::: Task input :::
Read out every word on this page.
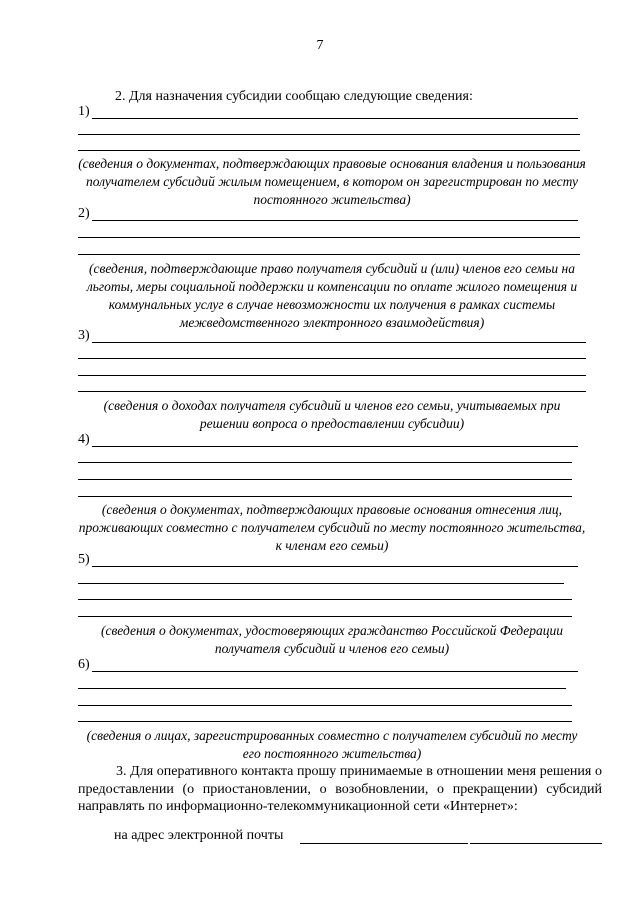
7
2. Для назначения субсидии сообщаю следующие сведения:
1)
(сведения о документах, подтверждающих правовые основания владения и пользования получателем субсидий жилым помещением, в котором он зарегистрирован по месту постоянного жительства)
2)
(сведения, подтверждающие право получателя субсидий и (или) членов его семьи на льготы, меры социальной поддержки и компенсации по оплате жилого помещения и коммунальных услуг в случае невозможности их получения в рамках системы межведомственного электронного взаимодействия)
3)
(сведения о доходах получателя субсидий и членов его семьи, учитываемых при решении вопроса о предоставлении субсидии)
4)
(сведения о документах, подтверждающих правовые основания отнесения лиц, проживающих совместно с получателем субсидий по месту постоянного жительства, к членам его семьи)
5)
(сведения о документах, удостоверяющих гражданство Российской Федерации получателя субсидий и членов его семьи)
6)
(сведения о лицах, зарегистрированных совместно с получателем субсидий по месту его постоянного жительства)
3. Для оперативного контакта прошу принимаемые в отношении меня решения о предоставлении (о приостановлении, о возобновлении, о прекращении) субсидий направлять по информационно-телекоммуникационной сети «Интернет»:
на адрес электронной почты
:::
::: Task input :::
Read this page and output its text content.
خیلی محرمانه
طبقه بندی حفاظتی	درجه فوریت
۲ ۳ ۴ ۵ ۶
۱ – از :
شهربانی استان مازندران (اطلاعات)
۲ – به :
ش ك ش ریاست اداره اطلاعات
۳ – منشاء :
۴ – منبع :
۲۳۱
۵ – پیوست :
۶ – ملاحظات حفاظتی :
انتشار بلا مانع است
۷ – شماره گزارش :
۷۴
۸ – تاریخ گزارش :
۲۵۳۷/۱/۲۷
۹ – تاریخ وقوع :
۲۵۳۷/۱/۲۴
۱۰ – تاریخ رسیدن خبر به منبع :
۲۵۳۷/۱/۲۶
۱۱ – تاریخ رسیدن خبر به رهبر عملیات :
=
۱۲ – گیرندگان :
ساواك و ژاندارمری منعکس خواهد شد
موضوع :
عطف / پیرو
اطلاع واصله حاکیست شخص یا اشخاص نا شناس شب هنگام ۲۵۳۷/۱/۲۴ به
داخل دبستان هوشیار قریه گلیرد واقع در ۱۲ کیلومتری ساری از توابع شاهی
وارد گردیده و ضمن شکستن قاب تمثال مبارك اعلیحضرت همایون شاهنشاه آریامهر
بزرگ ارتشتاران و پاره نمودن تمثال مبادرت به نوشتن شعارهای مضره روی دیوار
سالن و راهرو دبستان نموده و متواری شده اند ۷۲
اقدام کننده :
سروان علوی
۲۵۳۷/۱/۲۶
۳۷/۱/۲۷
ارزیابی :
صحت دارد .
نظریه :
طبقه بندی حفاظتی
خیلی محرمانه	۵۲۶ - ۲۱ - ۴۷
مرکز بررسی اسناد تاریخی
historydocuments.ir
:::
::: Task input :::
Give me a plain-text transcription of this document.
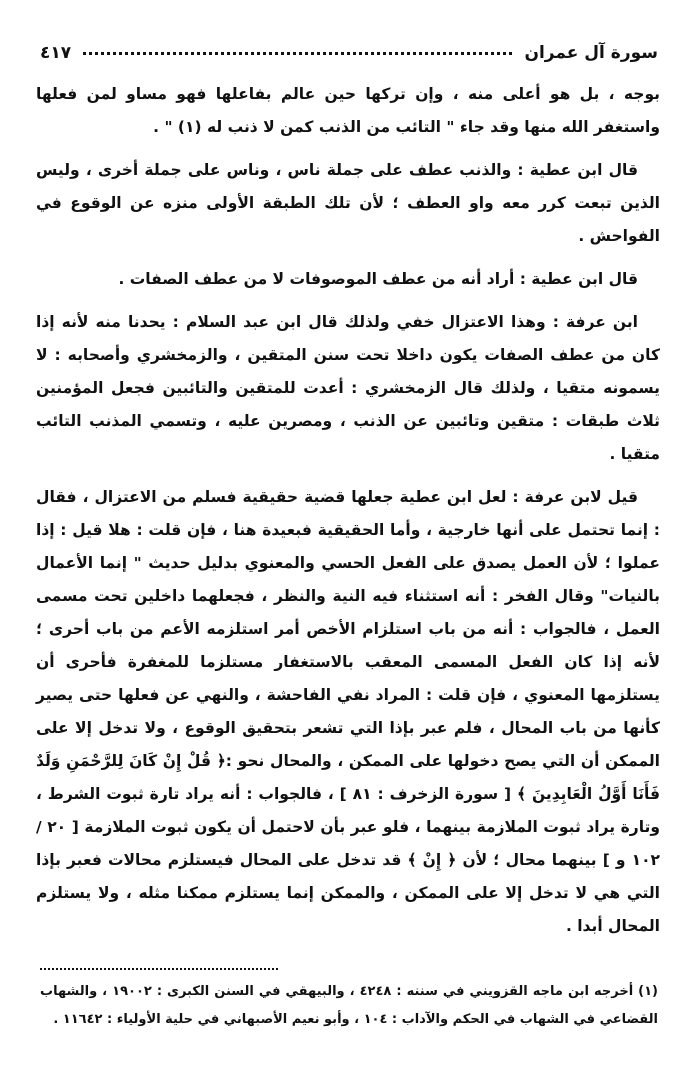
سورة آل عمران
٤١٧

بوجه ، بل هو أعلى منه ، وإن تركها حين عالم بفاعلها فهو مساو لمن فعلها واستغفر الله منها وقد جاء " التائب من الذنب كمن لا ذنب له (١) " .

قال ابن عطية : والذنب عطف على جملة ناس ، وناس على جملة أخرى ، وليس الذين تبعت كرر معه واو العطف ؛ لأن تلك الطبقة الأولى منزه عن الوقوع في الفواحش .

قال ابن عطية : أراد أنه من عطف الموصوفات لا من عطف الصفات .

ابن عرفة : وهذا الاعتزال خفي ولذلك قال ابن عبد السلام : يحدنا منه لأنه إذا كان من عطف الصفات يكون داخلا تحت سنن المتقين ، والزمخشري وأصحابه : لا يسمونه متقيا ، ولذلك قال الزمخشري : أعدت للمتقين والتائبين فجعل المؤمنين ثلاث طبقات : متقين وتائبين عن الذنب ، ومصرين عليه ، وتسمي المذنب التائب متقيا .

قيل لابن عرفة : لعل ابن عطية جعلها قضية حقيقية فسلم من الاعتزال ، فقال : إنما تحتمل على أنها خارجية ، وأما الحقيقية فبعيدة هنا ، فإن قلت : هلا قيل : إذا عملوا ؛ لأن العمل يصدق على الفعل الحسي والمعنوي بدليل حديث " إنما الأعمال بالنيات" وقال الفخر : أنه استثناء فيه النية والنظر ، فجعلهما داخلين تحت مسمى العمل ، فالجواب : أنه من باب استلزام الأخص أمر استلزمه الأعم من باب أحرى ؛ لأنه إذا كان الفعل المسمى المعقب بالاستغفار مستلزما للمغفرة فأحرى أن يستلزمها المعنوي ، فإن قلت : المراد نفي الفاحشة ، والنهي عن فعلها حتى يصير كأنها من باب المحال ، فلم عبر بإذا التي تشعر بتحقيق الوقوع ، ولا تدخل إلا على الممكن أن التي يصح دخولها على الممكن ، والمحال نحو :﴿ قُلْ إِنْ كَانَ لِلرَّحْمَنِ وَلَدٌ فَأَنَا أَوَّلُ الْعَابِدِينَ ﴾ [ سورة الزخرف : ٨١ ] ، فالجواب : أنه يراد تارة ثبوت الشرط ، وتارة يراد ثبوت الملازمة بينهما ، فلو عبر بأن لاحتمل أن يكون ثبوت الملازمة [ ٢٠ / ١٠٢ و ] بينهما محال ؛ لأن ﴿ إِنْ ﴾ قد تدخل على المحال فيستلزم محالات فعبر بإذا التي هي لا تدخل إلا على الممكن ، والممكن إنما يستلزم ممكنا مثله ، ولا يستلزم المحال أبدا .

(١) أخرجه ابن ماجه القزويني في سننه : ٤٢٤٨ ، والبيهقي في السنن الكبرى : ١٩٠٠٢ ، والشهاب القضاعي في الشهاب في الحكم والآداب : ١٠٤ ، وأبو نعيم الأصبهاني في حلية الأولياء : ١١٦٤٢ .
:::
Exercise instructions: Work out how many lines above contain the word "жительства". Give only the number.

Task result: 3